[Saved entries]
────────
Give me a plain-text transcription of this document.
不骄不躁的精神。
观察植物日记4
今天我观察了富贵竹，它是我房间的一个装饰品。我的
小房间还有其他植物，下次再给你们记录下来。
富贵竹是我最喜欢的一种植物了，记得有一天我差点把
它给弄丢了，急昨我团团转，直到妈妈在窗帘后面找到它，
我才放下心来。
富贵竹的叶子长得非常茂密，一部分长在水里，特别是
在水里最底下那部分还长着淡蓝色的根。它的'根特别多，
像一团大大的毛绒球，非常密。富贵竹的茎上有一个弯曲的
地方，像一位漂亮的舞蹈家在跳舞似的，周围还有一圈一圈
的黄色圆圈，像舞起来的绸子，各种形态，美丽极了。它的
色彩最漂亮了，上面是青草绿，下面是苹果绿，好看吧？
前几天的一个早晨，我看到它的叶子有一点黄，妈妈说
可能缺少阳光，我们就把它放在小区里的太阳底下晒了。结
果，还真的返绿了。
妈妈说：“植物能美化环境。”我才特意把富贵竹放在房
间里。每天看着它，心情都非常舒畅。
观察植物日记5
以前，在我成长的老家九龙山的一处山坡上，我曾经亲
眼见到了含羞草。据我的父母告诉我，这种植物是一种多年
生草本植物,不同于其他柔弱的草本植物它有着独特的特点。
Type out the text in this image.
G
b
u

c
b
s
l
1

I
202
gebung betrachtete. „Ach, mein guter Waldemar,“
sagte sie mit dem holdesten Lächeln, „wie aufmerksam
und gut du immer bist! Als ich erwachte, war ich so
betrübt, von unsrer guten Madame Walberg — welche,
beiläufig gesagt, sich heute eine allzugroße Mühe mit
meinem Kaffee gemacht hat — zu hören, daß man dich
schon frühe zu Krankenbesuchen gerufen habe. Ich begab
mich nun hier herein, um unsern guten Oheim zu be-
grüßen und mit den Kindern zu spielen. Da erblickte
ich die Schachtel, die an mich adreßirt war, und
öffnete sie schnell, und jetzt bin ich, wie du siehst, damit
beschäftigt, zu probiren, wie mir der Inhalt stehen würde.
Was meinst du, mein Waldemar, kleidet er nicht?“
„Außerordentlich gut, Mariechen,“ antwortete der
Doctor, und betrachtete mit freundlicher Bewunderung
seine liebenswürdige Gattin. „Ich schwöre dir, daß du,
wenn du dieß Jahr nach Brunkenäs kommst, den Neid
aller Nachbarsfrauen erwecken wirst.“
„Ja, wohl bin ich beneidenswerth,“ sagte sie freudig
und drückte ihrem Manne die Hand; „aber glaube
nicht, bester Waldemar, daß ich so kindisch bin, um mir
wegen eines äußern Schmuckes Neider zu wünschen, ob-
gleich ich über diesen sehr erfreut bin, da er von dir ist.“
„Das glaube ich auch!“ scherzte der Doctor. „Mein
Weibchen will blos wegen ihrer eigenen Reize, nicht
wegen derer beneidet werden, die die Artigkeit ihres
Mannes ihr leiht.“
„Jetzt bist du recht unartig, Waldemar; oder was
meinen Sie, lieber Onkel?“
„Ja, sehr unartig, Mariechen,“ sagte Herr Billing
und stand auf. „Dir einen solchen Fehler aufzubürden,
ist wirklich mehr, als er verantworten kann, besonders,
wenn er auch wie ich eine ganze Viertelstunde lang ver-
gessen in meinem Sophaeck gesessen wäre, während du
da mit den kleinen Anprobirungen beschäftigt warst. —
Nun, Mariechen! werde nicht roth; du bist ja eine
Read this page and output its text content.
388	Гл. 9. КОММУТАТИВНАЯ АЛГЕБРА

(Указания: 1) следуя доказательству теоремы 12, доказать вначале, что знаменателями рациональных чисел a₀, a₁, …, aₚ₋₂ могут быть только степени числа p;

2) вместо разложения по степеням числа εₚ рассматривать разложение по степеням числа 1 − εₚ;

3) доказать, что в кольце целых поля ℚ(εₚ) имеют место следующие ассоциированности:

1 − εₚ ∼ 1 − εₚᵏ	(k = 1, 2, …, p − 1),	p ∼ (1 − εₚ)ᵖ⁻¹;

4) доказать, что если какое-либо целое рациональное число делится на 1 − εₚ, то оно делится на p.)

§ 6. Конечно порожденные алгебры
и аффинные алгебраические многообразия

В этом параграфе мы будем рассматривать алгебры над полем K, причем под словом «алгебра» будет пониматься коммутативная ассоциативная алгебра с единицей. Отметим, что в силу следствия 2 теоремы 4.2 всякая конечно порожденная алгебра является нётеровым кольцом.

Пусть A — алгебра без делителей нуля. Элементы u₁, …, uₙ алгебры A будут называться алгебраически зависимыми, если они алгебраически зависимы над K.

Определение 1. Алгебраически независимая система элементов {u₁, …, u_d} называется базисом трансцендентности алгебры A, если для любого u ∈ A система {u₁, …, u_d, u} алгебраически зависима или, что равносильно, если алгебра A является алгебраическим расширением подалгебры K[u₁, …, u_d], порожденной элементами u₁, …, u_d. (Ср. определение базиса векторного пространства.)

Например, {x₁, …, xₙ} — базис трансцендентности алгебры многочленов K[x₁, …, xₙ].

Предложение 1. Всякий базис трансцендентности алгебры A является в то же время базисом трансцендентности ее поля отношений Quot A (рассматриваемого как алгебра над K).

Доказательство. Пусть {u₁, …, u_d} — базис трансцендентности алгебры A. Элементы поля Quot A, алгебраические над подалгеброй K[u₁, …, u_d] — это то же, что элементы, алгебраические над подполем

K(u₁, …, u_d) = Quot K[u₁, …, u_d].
────────
• [STATED EXERCISE]: Every entry in the listing must be retyped exactly.

• [RESULT]:
Give me a plain-text transcription of this document.
不骄不躁的精神。
观察植物日记4
今天我观察了富贵竹，它是我房间的一个装饰品。我的
小房间还有其他植物，下次再给你们记录下来。
富贵竹是我最喜欢的一种植物了，记得有一天我差点把
它给弄丢了，急昨我团团转，直到妈妈在窗帘后面找到它，
我才放下心来。
富贵竹的叶子长得非常茂密，一部分长在水里，特别是
在水里最底下那部分还长着淡蓝色的根。它的'根特别多，
像一团大大的毛绒球，非常密。富贵竹的茎上有一个弯曲的
地方，像一位漂亮的舞蹈家在跳舞似的，周围还有一圈一圈
的黄色圆圈，像舞起来的绸子，各种形态，美丽极了。它的
色彩最漂亮了，上面是青草绿，下面是苹果绿，好看吧？
前几天的一个早晨，我看到它的叶子有一点黄，妈妈说
可能缺少阳光，我们就把它放在小区里的太阳底下晒了。结
果，还真的返绿了。
妈妈说：“植物能美化环境。”我才特意把富贵竹放在房
间里。每天看着它，心情都非常舒畅。
观察植物日记5
以前，在我成长的老家九龙山的一处山坡上，我曾经亲
眼见到了含羞草。据我的父母告诉我，这种植物是一种多年
生草本植物,不同于其他柔弱的草本植物它有着独特的特点。
Type out the text in this image.
G
b
u

c
b
s
l
1

I
202
gebung betrachtete. „Ach, mein guter Waldemar,“
sagte sie mit dem holdesten Lächeln, „wie aufmerksam
und gut du immer bist! Als ich erwachte, war ich so
betrübt, von unsrer guten Madame Walberg — welche,
beiläufig gesagt, sich heute eine allzugroße Mühe mit
meinem Kaffee gemacht hat — zu hören, daß man dich
schon frühe zu Krankenbesuchen gerufen habe. Ich begab
mich nun hier herein, um unsern guten Oheim zu be-
grüßen und mit den Kindern zu spielen. Da erblickte
ich die Schachtel, die an mich adreßirt war, und
öffnete sie schnell, und jetzt bin ich, wie du siehst, damit
beschäftigt, zu probiren, wie mir der Inhalt stehen würde.
Was meinst du, mein Waldemar, kleidet er nicht?“
„Außerordentlich gut, Mariechen,“ antwortete der
Doctor, und betrachtete mit freundlicher Bewunderung
seine liebenswürdige Gattin. „Ich schwöre dir, daß du,
wenn du dieß Jahr nach Brunkenäs kommst, den Neid
aller Nachbarsfrauen erwecken wirst.“
„Ja, wohl bin ich beneidenswerth,“ sagte sie freudig
und drückte ihrem Manne die Hand; „aber glaube
nicht, bester Waldemar, daß ich so kindisch bin, um mir
wegen eines äußern Schmuckes Neider zu wünschen, ob-
gleich ich über diesen sehr erfreut bin, da er von dir ist.“
„Das glaube ich auch!“ scherzte der Doctor. „Mein
Weibchen will blos wegen ihrer eigenen Reize, nicht
wegen derer beneidet werden, die die Artigkeit ihres
Mannes ihr leiht.“
„Jetzt bist du recht unartig, Waldemar; oder was
meinen Sie, lieber Onkel?“
„Ja, sehr unartig, Mariechen,“ sagte Herr Billing
und stand auf. „Dir einen solchen Fehler aufzubürden,
ist wirklich mehr, als er verantworten kann, besonders,
wenn er auch wie ich eine ganze Viertelstunde lang ver-
gessen in meinem Sophaeck gesessen wäre, während du
da mit den kleinen Anprobirungen beschäftigt warst. —
Nun, Mariechen! werde nicht roth; du bist ja eine
Read this page and output its text content.
388	Гл. 9. КОММУТАТИВНАЯ АЛГЕБРА

(Указания: 1) следуя доказательству теоремы 12, доказать вначале, что знаменателями рациональных чисел a₀, a₁, …, aₚ₋₂ могут быть только степени числа p;

2) вместо разложения по степеням числа εₚ рассматривать разложение по степеням числа 1 − εₚ;

3) доказать, что в кольце целых поля ℚ(εₚ) имеют место следующие ассоциированности:

1 − εₚ ∼ 1 − εₚᵏ	(k = 1, 2, …, p − 1),	p ∼ (1 − εₚ)ᵖ⁻¹;

4) доказать, что если какое-либо целое рациональное число делится на 1 − εₚ, то оно делится на p.)

§ 6. Конечно порожденные алгебры
и аффинные алгебраические многообразия

В этом параграфе мы будем рассматривать алгебры над полем K, причем под словом «алгебра» будет пониматься коммутативная ассоциативная алгебра с единицей. Отметим, что в силу следствия 2 теоремы 4.2 всякая конечно порожденная алгебра является нётеровым кольцом.

Пусть A — алгебра без делителей нуля. Элементы u₁, …, uₙ алгебры A будут называться алгебраически зависимыми, если они алгебраически зависимы над K.

Определение 1. Алгебраически независимая система элементов {u₁, …, u_d} называется базисом трансцендентности алгебры A, если для любого u ∈ A система {u₁, …, u_d, u} алгебраически зависима или, что равносильно, если алгебра A является алгебраическим расширением подалгебры K[u₁, …, u_d], порожденной элементами u₁, …, u_d. (Ср. определение базиса векторного пространства.)

Например, {x₁, …, xₙ} — базис трансцендентности алгебры многочленов K[x₁, …, xₙ].

Предложение 1. Всякий базис трансцендентности алгебры A является в то же время базисом трансцендентности ее поля отношений Quot A (рассматриваемого как алгебра над K).

Доказательство. Пусть {u₁, …, u_d} — базис трансцендентности алгебры A. Элементы поля Quot A, алгебраические над подалгеброй K[u₁, …, u_d] — это то же, что элементы, алгебраические над подполем

K(u₁, …, u_d) = Quot K[u₁, …, u_d].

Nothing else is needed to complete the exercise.